[Data excerpts]
[Start]
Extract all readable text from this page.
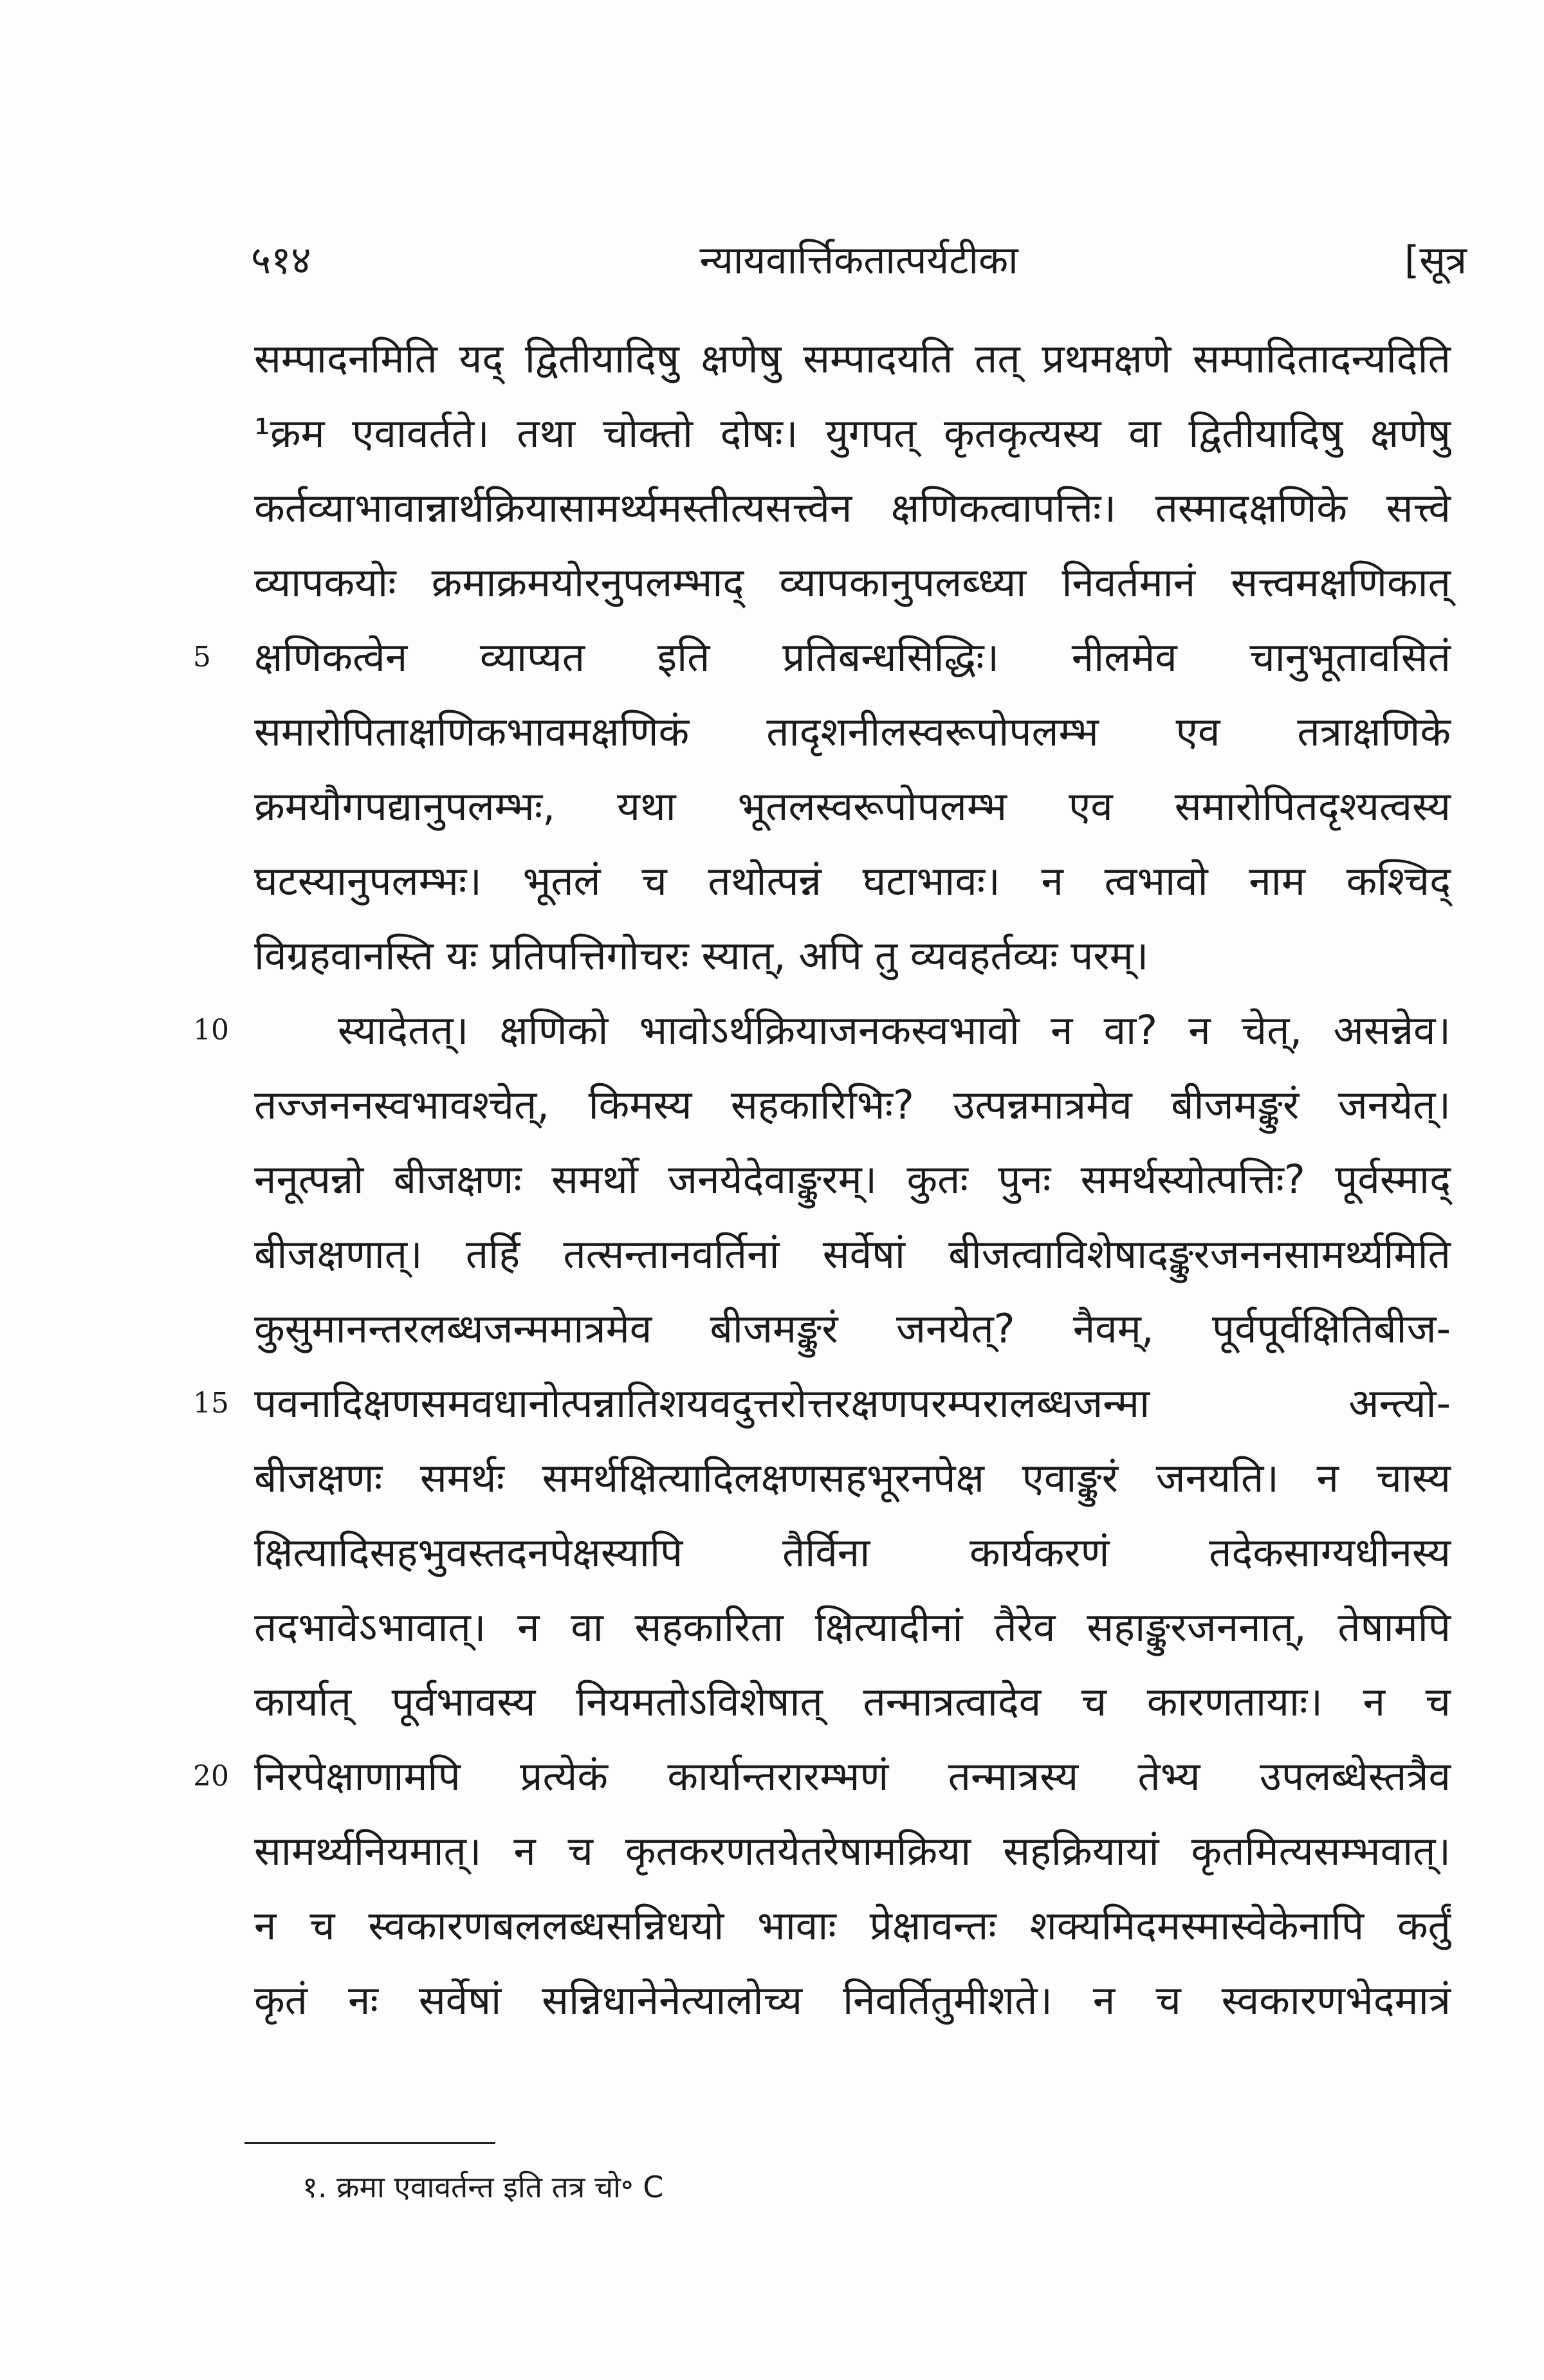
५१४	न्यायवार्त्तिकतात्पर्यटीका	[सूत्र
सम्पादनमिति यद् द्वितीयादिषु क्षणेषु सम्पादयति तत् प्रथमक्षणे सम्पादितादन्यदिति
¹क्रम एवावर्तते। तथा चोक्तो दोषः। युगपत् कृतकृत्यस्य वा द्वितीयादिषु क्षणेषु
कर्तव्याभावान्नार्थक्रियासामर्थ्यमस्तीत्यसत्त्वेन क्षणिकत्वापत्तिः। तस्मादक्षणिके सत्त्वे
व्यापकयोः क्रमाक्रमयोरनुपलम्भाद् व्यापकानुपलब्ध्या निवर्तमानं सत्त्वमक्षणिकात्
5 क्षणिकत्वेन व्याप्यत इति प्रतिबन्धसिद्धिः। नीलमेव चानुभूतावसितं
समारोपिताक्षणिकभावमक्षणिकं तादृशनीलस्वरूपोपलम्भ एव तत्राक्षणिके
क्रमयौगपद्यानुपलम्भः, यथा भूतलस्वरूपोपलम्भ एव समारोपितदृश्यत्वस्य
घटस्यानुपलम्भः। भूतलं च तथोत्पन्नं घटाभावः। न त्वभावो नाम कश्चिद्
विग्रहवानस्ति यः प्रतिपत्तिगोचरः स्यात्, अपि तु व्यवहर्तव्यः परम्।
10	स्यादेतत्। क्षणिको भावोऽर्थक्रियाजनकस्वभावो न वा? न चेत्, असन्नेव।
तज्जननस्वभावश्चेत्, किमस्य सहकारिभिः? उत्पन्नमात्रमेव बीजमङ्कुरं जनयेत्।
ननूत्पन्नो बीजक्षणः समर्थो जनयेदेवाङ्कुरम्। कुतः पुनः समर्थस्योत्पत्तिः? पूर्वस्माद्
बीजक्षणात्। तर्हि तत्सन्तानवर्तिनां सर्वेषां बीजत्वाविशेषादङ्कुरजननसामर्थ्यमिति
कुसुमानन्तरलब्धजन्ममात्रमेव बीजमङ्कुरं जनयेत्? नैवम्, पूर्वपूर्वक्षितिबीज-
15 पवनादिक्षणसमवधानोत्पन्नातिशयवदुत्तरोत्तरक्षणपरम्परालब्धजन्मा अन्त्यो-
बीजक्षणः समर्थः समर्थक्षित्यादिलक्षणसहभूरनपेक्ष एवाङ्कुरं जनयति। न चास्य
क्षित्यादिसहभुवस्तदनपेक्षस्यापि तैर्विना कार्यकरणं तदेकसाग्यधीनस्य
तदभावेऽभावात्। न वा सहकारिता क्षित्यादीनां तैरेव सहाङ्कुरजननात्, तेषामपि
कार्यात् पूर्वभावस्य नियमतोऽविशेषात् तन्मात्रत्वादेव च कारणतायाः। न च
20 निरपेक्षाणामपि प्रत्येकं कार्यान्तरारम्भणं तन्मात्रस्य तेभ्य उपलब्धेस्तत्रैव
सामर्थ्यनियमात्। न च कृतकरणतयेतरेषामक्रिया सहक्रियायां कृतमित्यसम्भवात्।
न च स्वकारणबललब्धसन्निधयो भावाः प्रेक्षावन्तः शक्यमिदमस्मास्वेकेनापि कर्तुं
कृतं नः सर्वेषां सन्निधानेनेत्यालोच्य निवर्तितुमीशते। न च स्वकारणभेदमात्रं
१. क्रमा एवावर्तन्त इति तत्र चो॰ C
[End]
> [WHAT TO DO]: Transcribe all the records above word for word, without their images.

> [IN RESPONSE]:
Extract all readable text from this page.
५१४	न्यायवार्त्तिकतात्पर्यटीका	[सूत्र
सम्पादनमिति यद् द्वितीयादिषु क्षणेषु सम्पादयति तत् प्रथमक्षणे सम्पादितादन्यदिति
¹क्रम एवावर्तते। तथा चोक्तो दोषः। युगपत् कृतकृत्यस्य वा द्वितीयादिषु क्षणेषु
कर्तव्याभावान्नार्थक्रियासामर्थ्यमस्तीत्यसत्त्वेन क्षणिकत्वापत्तिः। तस्मादक्षणिके सत्त्वे
व्यापकयोः क्रमाक्रमयोरनुपलम्भाद् व्यापकानुपलब्ध्या निवर्तमानं सत्त्वमक्षणिकात्
5 क्षणिकत्वेन व्याप्यत इति प्रतिबन्धसिद्धिः। नीलमेव चानुभूतावसितं
समारोपिताक्षणिकभावमक्षणिकं तादृशनीलस्वरूपोपलम्भ एव तत्राक्षणिके
क्रमयौगपद्यानुपलम्भः, यथा भूतलस्वरूपोपलम्भ एव समारोपितदृश्यत्वस्य
घटस्यानुपलम्भः। भूतलं च तथोत्पन्नं घटाभावः। न त्वभावो नाम कश्चिद्
विग्रहवानस्ति यः प्रतिपत्तिगोचरः स्यात्, अपि तु व्यवहर्तव्यः परम्।
10	स्यादेतत्। क्षणिको भावोऽर्थक्रियाजनकस्वभावो न वा? न चेत्, असन्नेव।
तज्जननस्वभावश्चेत्, किमस्य सहकारिभिः? उत्पन्नमात्रमेव बीजमङ्कुरं जनयेत्।
ननूत्पन्नो बीजक्षणः समर्थो जनयेदेवाङ्कुरम्। कुतः पुनः समर्थस्योत्पत्तिः? पूर्वस्माद्
बीजक्षणात्। तर्हि तत्सन्तानवर्तिनां सर्वेषां बीजत्वाविशेषादङ्कुरजननसामर्थ्यमिति
कुसुमानन्तरलब्धजन्ममात्रमेव बीजमङ्कुरं जनयेत्? नैवम्, पूर्वपूर्वक्षितिबीज-
15 पवनादिक्षणसमवधानोत्पन्नातिशयवदुत्तरोत्तरक्षणपरम्परालब्धजन्मा अन्त्यो-
बीजक्षणः समर्थः समर्थक्षित्यादिलक्षणसहभूरनपेक्ष एवाङ्कुरं जनयति। न चास्य
क्षित्यादिसहभुवस्तदनपेक्षस्यापि तैर्विना कार्यकरणं तदेकसाग्यधीनस्य
तदभावेऽभावात्। न वा सहकारिता क्षित्यादीनां तैरेव सहाङ्कुरजननात्, तेषामपि
कार्यात् पूर्वभावस्य नियमतोऽविशेषात् तन्मात्रत्वादेव च कारणतायाः। न च
20 निरपेक्षाणामपि प्रत्येकं कार्यान्तरारम्भणं तन्मात्रस्य तेभ्य उपलब्धेस्तत्रैव
सामर्थ्यनियमात्। न च कृतकरणतयेतरेषामक्रिया सहक्रियायां कृतमित्यसम्भवात्।
न च स्वकारणबललब्धसन्निधयो भावाः प्रेक्षावन्तः शक्यमिदमस्मास्वेकेनापि कर्तुं
कृतं नः सर्वेषां सन्निधानेनेत्यालोच्य निवर्तितुमीशते। न च स्वकारणभेदमात्रं
१. क्रमा एवावर्तन्त इति तत्र चो॰ C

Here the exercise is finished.